### BRIEF
Some lines of these records may hold the word "content"; state how many, using only the number.

### EXTRACTED INFORMATION
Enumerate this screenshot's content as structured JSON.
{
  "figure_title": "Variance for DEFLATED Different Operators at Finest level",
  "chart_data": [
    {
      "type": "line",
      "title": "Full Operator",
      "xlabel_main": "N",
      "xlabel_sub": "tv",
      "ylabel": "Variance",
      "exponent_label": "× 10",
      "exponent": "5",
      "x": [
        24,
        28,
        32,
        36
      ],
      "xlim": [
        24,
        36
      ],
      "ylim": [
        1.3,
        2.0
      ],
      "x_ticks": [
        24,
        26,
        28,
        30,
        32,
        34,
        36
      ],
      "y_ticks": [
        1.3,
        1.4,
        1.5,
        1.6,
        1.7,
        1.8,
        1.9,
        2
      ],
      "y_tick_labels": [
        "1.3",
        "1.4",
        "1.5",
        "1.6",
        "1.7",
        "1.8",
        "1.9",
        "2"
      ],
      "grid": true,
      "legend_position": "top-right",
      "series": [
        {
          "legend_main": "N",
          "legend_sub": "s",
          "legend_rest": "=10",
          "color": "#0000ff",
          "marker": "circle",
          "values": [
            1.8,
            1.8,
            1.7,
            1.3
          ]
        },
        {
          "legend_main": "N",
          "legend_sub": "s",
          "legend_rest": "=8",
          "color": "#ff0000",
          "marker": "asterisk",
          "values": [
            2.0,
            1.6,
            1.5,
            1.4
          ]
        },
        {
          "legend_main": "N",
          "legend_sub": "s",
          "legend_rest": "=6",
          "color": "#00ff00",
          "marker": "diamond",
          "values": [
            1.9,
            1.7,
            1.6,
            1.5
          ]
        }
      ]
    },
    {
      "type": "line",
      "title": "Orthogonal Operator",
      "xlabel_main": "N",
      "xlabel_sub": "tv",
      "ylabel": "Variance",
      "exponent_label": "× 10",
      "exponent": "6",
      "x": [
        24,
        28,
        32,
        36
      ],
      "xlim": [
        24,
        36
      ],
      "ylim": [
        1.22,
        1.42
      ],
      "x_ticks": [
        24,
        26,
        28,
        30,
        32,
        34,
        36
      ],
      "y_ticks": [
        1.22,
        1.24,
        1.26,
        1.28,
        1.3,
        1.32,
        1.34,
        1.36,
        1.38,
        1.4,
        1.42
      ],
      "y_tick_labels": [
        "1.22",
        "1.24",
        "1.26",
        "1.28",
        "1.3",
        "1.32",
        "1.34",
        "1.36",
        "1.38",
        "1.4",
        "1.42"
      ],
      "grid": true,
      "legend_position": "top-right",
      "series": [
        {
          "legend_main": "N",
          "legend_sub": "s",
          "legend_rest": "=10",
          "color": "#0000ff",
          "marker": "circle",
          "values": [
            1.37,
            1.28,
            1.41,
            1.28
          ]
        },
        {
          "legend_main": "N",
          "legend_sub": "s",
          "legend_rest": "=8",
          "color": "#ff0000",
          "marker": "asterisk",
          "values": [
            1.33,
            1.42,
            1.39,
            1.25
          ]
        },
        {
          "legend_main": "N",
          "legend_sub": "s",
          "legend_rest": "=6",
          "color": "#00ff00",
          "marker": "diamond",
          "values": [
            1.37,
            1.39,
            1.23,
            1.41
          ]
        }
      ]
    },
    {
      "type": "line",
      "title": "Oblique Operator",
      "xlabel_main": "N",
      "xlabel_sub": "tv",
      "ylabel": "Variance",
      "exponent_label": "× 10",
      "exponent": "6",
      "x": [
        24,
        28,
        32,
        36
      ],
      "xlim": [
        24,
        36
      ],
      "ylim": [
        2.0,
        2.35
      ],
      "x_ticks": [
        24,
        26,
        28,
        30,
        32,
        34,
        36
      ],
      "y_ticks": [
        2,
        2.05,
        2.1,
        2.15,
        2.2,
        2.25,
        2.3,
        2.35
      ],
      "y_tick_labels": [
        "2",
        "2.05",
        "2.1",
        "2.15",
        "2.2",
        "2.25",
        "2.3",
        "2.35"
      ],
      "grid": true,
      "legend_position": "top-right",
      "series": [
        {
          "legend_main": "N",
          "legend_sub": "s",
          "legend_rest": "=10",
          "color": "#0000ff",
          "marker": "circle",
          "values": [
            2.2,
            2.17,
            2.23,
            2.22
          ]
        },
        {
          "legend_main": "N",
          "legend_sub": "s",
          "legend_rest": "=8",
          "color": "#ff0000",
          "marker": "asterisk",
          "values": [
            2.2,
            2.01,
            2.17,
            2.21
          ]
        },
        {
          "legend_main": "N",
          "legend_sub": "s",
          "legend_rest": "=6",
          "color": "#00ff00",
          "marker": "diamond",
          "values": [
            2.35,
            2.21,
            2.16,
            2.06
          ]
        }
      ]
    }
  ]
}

* * *

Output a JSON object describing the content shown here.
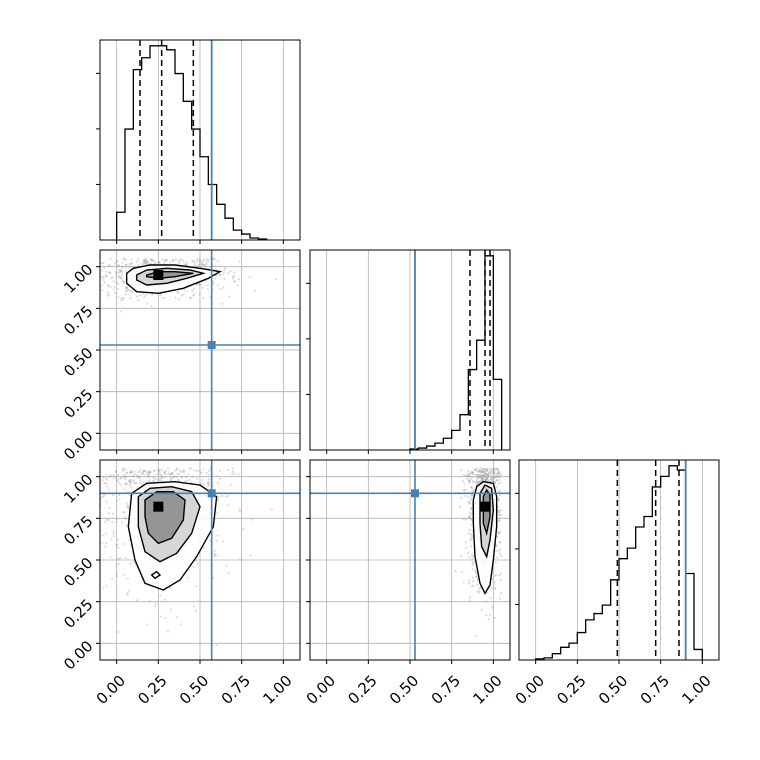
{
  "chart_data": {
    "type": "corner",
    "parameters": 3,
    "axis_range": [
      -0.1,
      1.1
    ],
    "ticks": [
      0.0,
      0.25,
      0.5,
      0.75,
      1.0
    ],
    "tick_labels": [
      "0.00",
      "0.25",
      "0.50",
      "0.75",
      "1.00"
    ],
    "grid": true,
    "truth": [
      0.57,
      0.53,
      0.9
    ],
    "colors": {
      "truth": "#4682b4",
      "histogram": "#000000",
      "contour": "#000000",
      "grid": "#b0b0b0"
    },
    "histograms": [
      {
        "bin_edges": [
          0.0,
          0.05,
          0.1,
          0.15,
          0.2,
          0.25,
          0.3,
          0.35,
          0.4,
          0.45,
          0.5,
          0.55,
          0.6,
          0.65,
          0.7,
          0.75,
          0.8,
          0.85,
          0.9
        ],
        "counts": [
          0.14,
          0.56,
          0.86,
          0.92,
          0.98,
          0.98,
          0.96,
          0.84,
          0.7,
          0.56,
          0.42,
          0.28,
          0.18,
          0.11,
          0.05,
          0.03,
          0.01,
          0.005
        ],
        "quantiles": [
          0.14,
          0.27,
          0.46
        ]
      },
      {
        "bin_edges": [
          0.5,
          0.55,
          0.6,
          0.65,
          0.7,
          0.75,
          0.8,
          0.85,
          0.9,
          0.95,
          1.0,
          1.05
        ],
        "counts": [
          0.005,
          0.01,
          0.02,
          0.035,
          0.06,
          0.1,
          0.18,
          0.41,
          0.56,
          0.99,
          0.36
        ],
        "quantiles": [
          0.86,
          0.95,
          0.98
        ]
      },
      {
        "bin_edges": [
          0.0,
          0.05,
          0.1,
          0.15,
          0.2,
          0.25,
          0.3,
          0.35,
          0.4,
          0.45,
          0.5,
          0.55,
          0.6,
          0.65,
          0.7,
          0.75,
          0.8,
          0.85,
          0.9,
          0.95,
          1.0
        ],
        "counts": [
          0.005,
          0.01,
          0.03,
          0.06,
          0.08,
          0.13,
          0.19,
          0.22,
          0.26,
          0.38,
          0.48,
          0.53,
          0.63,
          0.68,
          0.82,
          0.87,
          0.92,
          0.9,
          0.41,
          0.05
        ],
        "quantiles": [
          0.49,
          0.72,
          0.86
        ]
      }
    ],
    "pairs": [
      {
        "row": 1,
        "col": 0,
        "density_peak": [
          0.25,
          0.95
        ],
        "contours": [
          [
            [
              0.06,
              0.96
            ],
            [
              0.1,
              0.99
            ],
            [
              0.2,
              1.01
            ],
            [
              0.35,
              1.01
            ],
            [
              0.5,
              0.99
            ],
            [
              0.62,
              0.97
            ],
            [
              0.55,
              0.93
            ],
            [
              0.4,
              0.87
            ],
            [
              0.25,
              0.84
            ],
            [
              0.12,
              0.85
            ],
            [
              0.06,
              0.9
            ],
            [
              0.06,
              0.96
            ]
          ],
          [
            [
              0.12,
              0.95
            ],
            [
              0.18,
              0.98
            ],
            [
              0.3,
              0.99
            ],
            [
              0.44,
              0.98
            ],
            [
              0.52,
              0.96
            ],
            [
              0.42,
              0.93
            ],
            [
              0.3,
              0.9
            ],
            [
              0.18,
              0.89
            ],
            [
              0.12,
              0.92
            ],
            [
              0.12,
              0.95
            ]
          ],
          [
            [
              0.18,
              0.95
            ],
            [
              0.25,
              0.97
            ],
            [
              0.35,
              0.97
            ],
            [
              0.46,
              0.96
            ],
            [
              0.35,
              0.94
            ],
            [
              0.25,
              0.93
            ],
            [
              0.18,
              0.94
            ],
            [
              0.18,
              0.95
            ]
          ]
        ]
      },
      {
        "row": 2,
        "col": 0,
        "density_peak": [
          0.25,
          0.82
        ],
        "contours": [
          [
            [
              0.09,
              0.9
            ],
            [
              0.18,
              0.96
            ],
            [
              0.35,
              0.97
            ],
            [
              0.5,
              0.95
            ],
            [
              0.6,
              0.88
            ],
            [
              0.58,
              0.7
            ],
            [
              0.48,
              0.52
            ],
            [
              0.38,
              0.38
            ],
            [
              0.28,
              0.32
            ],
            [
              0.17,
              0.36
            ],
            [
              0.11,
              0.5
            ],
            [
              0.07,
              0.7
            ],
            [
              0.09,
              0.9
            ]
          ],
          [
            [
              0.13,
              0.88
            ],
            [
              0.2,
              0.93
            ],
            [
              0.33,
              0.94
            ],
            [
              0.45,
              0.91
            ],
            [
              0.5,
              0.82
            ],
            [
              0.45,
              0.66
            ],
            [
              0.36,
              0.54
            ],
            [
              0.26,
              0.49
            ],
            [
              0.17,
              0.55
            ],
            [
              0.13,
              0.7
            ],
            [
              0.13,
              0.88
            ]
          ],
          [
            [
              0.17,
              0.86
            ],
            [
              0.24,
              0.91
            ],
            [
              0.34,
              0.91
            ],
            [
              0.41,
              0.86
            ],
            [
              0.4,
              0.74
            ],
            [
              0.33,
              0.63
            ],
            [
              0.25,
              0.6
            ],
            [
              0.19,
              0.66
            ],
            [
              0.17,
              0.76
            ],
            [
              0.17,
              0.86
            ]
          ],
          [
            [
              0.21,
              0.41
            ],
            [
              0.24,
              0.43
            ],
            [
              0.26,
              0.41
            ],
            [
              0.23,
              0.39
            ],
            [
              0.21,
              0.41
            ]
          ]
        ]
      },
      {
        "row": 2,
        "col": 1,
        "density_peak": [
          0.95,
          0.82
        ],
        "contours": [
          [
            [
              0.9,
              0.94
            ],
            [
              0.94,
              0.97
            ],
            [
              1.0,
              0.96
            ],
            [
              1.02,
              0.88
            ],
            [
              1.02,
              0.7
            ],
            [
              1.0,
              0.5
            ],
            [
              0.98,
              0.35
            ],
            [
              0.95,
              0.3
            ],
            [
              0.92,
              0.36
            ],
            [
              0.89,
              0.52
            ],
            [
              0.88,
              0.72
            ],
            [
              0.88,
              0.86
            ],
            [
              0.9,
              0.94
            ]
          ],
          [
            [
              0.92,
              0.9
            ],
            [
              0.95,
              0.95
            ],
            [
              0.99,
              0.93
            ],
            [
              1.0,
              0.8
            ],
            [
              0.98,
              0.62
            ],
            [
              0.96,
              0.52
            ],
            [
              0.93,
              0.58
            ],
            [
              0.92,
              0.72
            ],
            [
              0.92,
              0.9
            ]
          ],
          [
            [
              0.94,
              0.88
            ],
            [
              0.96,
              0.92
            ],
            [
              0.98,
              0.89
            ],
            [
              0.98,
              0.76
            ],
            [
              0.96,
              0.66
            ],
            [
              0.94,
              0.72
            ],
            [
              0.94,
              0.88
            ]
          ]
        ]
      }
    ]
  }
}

### REPLY TO THE TASK
2